START SUPPLIED INFORMATION

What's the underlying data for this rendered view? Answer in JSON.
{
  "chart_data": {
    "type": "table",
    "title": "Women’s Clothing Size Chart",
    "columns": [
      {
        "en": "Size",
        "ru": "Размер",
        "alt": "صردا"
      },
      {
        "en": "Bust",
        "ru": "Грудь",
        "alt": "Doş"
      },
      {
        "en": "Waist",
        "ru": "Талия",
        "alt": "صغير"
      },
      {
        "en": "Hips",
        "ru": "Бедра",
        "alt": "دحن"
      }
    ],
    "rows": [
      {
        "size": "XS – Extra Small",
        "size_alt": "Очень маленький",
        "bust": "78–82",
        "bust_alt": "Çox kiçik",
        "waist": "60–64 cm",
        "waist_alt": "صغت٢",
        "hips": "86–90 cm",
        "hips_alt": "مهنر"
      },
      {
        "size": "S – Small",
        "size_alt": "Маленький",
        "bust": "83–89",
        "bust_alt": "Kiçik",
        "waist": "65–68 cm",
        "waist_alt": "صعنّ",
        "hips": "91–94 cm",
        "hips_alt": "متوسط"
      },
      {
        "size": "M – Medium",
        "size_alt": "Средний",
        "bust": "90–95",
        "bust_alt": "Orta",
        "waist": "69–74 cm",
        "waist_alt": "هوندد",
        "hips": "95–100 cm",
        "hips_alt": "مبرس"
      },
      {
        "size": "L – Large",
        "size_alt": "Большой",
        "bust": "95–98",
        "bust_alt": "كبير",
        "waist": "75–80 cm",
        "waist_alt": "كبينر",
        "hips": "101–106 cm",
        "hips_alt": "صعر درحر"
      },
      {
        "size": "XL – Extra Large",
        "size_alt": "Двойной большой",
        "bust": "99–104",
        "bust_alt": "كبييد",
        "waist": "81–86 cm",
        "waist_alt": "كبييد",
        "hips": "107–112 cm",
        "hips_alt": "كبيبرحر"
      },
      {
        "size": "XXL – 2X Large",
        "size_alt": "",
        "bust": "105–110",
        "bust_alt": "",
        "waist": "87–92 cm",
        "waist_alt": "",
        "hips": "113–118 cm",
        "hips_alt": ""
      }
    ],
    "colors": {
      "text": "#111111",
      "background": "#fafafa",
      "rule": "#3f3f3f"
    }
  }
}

END SUPPLIED INFORMATION

◆ WHAT YOU NEED TO DO ◆
From the listing above, extract all records word for word.

◆ RESULT ◆
What's the underlying data for this rendered view? Answer in JSON.
{
  "chart_data": {
    "type": "table",
    "title": "Women’s Clothing Size Chart",
    "columns": [
      {
        "en": "Size",
        "ru": "Размер",
        "alt": "صردا"
      },
      {
        "en": "Bust",
        "ru": "Грудь",
        "alt": "Doş"
      },
      {
        "en": "Waist",
        "ru": "Талия",
        "alt": "صغير"
      },
      {
        "en": "Hips",
        "ru": "Бедра",
        "alt": "دحن"
      }
    ],
    "rows": [
      {
        "size": "XS – Extra Small",
        "size_alt": "Очень маленький",
        "bust": "78–82",
        "bust_alt": "Çox kiçik",
        "waist": "60–64 cm",
        "waist_alt": "صغت٢",
        "hips": "86–90 cm",
        "hips_alt": "مهنر"
      },
      {
        "size": "S – Small",
        "size_alt": "Маленький",
        "bust": "83–89",
        "bust_alt": "Kiçik",
        "waist": "65–68 cm",
        "waist_alt": "صعنّ",
        "hips": "91–94 cm",
        "hips_alt": "متوسط"
      },
      {
        "size": "M – Medium",
        "size_alt": "Средний",
        "bust": "90–95",
        "bust_alt": "Orta",
        "waist": "69–74 cm",
        "waist_alt": "هوندد",
        "hips": "95–100 cm",
        "hips_alt": "مبرس"
      },
      {
        "size": "L – Large",
        "size_alt": "Большой",
        "bust": "95–98",
        "bust_alt": "كبير",
        "waist": "75–80 cm",
        "waist_alt": "كبينر",
        "hips": "101–106 cm",
        "hips_alt": "صعر درحر"
      },
      {
        "size": "XL – Extra Large",
        "size_alt": "Двойной большой",
        "bust": "99–104",
        "bust_alt": "كبييد",
        "waist": "81–86 cm",
        "waist_alt": "كبييد",
        "hips": "107–112 cm",
        "hips_alt": "كبيبرحر"
      },
      {
        "size": "XXL – 2X Large",
        "size_alt": "",
        "bust": "105–110",
        "bust_alt": "",
        "waist": "87–92 cm",
        "waist_alt": "",
        "hips": "113–118 cm",
        "hips_alt": ""
      }
    ],
    "colors": {
      "text": "#111111",
      "background": "#fafafa",
      "rule": "#3f3f3f"
    }
  }
}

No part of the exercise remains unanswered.